**TEXT EXCERPT:**

"""

# Definitions of the Cognitive Functions (Mk III)



## Tellus (Dec 30, 2012)

There are three basic goals for human beings: survival, reproduction and survival of offspring. How do we survive? We eat food, drink water etc ... and avoid poisonous plants, predators, enemies etc. It is obvious that we must be able to distinguish between good and bad objects. An "introverted" function defines what an object (or a subject/a person, or a series of objects/an event)* is*. But this is not enough. We must also be able to _use_ objects to cook, hunt, produce tools etc, i.e. we _interact_ with the objects. An "extroverted" function defines what an object _*means*_.


*Sensing *is a cognitive process that interprets what is sensed, has been sensed or will be sensed.

Si: A goat is a furry, medium-sized animal with horns. It is a grass-eater and it produces milk. We have seen this or someone has told us these facts.

Si: "I feel sick". We identify a negative sensation.

Se: Playing football. We interact with the ball, the field, goals and the other players. 

Se: A high jumper mentally rehearsing his/her movements. He/she interacts with the bar.



*Intuition* connects two (previously sensed) objects and creates "a new object". 

Ni: "Can a goat eat bananas?" The new object (i.e. the goat) is: 'a furry... produces milk. + (eat) bananas'. Ni connects one object with another related object in order to define it even further. This is why ILI / INTJ is "the scientist".

Ni: Visualizing a scenario. We define what a future event (i.e. series of objects) could look like. This is why ILI / INTJ (often) likes chess. 

Ne: "Is it possible to use the goat's horns as beakers?" Ne connects one object with another unrelated object in order to find a new application (for the object).

Ne: "Will the goat attack us now?" Ne sees potential behavior of objects.



*Thinking* is an ordering/arrangement of (physical) objects.

Ti: Comparing the sizes, weights, shapes, textures etc. of two oranges.

Ti: Realizing that 5x5x5 equals 125.

Te: A football manager organizes a team. He wants to maximize each player's usefulness.

Te: Logical deduction. 3x=6, and a general rule, therefore x=2. The general rule in this example is that you can divide both sides of an equation by any non-zero number and the equation is still valid.



*Feeling* is a value-based judgement, i.e. an ordering/arrangement of emotional (and other needs, mainly desires) responses to behavior and characteristics of objects/subjects.

Fi: Listening to the tone of voice in a conversation (which shows the emotional state), so we can identify the relationship.

Fi: Making a moral decision. We compare a person's situation or condition with his/her emotional state.

Fe: "I love your dress!" Flattering a person so we improve the relationship. That person is useful to us in one way or another. In particular, we use our friends during coupling (reproduction).

Fe: We emphasize some words in a sentence so our message comes through. 


These definitions correspond with our observations of the types _and_ Jung's descriptions, so I am very optimistic. Do you notice any ambiguities or contradictions?


----------



## seriousguy (Nov 27, 2015)

"""

**DATA LINES:**
"""

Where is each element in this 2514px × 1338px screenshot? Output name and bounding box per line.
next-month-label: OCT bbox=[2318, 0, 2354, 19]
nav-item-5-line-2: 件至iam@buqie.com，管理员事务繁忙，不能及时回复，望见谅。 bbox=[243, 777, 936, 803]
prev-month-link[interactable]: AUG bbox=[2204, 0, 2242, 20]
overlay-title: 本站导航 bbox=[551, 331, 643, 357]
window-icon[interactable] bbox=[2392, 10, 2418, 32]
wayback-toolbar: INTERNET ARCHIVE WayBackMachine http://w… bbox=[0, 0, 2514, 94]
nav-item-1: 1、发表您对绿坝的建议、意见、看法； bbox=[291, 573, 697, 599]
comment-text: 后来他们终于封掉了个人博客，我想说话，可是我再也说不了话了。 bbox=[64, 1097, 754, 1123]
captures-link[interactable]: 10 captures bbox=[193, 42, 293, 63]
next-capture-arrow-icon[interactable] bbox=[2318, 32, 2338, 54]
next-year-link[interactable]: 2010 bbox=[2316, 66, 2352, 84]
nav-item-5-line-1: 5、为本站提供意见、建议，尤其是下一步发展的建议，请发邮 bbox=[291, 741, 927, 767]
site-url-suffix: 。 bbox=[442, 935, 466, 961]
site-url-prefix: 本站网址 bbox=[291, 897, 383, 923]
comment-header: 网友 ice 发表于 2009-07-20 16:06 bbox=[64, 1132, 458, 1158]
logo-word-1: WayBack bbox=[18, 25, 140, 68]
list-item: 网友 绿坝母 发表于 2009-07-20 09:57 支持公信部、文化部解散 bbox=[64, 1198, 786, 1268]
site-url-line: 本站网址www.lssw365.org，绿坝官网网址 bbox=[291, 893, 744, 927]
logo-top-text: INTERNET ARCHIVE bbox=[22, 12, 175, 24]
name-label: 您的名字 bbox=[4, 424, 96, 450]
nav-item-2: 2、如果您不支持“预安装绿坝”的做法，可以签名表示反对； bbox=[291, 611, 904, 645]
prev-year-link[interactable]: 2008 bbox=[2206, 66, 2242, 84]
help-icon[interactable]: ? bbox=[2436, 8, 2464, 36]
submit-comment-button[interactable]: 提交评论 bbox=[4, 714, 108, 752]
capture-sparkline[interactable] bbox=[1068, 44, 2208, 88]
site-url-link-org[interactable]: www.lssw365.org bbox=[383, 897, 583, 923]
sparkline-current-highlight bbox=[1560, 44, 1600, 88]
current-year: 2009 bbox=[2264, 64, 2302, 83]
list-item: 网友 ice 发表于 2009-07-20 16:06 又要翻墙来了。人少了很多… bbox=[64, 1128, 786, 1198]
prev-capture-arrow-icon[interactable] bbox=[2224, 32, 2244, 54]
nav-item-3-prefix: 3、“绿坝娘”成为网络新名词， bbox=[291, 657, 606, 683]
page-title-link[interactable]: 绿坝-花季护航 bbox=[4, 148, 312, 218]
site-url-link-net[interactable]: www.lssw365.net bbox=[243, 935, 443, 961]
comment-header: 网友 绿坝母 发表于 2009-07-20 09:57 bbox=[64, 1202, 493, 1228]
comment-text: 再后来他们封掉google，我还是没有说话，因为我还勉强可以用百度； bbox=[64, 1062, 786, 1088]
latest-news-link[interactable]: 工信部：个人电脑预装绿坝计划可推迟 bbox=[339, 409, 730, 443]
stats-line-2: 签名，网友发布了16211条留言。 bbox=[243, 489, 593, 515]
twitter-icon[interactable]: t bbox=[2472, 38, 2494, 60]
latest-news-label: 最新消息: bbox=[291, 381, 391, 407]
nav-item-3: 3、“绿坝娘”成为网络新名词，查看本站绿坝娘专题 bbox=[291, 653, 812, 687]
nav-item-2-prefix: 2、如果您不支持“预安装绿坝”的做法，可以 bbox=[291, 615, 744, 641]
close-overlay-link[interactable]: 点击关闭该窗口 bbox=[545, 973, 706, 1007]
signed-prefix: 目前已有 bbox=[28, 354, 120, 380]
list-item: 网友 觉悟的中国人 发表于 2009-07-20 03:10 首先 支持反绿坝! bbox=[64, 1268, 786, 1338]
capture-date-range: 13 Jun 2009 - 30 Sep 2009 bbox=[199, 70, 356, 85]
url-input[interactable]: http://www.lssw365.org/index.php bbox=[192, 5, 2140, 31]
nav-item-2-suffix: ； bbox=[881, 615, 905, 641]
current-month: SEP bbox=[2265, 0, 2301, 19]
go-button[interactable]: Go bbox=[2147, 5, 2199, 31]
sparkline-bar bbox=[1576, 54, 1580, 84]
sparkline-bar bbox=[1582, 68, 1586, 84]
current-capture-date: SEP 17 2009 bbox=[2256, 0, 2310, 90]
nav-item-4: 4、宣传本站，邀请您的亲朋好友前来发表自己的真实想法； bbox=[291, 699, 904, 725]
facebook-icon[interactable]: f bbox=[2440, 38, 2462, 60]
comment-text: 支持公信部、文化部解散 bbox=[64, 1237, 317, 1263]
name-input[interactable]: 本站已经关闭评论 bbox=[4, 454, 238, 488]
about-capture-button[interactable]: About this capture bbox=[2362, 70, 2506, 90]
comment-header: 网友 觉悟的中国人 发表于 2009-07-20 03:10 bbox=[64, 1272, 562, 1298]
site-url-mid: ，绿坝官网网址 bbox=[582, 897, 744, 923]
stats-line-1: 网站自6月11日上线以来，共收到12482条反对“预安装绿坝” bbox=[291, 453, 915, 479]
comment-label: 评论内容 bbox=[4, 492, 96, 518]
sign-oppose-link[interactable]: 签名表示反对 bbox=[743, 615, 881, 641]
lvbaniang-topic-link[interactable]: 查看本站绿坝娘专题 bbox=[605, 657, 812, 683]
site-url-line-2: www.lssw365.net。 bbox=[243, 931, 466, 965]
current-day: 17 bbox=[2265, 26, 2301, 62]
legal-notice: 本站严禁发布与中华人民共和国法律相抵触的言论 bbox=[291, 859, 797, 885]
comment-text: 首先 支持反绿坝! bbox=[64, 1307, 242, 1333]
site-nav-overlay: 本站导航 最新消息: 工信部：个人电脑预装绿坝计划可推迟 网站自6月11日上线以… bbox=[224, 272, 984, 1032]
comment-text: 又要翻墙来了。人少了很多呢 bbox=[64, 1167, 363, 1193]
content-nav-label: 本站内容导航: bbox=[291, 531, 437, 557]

"""

**TO DO:**
a) Please answer these from the cognitive functions post:
(i) What does an "introverted" function define?
(ii) In the Ne example about new uses, which part of the goat is proposed as beakers?
(iii) What product does the Ti example say 5x5x5 equals?
b) Rewrite the cognitive functions post starting with "Te: A football" and going on through "during coupling (reproduction).", putting "bond" in place of "relationship".

**ANSWERS TO EACH TASK:**
a)
(i) What an object is.
(ii) Its horns.
(iii) 125.

b)
Te: A football manager organizes a team. He wants to maximize each player's usefulness.

Te: Logical deduction. 3x=6, and a general rule, therefore x=2. The general rule in this example is that you can divide both sides of an equation by any non-zero number and the equation is still valid.



*Feeling* is a value-based judgement, i.e. an ordering/arrangement of emotional (and other needs, mainly desires) responses to behavior and characteristics of objects/subjects.

Fi: Listening to the tone of voice in a conversation (which shows the emotional state), so we can identify the bond.

Fi: Making a moral decision. We compare a person's situation or condition with his/her emotional state.

Fe: "I love your dress!" Flattering a person so we improve the bond. That person is useful to us in one way or another. In particular, we use our friends during coupling (reproduction).